Problem statement: Determine how many lines hold "Fuente" and give only that number.

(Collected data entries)
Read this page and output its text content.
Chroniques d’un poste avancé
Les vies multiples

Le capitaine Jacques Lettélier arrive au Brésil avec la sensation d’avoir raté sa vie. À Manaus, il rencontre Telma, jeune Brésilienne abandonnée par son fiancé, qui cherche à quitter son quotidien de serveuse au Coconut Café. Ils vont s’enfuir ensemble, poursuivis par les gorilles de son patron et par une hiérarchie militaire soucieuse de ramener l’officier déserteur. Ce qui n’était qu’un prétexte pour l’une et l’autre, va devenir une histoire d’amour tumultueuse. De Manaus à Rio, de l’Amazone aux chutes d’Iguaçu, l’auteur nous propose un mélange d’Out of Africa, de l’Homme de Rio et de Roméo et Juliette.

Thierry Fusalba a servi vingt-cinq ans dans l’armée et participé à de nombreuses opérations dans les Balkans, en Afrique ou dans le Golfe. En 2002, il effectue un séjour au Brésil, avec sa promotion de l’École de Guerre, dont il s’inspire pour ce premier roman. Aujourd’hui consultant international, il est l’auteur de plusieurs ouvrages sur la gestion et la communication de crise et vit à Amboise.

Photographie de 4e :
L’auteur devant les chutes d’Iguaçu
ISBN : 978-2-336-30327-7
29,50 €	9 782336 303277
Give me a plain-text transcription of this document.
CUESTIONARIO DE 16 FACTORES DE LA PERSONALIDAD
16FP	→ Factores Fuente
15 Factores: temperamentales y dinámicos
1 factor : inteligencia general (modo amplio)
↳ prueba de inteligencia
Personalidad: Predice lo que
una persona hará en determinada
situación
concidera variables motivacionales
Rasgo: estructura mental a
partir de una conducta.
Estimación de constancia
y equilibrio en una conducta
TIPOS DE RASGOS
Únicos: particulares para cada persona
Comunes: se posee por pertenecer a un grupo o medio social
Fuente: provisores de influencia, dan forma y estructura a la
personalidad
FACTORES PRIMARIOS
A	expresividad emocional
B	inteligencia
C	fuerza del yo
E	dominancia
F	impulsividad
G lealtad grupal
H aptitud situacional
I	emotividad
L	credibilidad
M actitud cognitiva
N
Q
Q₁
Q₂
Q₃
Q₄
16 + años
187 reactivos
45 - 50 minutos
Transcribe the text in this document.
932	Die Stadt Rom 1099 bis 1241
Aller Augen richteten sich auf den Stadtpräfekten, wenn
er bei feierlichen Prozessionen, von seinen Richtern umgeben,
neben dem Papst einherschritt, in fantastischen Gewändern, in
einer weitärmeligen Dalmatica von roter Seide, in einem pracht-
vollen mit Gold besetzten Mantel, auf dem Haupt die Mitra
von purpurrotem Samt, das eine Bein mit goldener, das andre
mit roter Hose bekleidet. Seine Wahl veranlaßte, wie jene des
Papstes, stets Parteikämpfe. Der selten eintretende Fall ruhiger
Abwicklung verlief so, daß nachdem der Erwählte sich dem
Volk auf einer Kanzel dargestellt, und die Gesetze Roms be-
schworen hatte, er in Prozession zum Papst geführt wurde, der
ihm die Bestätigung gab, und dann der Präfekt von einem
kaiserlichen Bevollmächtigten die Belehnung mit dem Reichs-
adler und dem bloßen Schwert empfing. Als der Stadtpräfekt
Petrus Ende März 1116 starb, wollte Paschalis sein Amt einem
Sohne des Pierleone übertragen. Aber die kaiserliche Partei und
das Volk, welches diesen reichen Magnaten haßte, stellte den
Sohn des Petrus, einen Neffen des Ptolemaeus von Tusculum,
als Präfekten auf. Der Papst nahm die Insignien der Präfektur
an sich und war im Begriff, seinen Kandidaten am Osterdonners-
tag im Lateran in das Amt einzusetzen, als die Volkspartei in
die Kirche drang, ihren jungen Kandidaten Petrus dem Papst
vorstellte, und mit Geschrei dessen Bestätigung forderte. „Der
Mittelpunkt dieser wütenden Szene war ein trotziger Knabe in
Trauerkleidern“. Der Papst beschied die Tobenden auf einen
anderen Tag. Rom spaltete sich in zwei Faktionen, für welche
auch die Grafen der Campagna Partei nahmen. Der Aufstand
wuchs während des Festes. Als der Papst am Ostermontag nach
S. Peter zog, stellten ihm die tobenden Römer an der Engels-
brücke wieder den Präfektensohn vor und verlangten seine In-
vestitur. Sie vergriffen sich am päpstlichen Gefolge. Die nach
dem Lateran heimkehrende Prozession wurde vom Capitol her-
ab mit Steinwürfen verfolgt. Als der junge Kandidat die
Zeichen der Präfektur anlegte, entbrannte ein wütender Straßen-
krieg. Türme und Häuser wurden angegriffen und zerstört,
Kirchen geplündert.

Problem solution: 2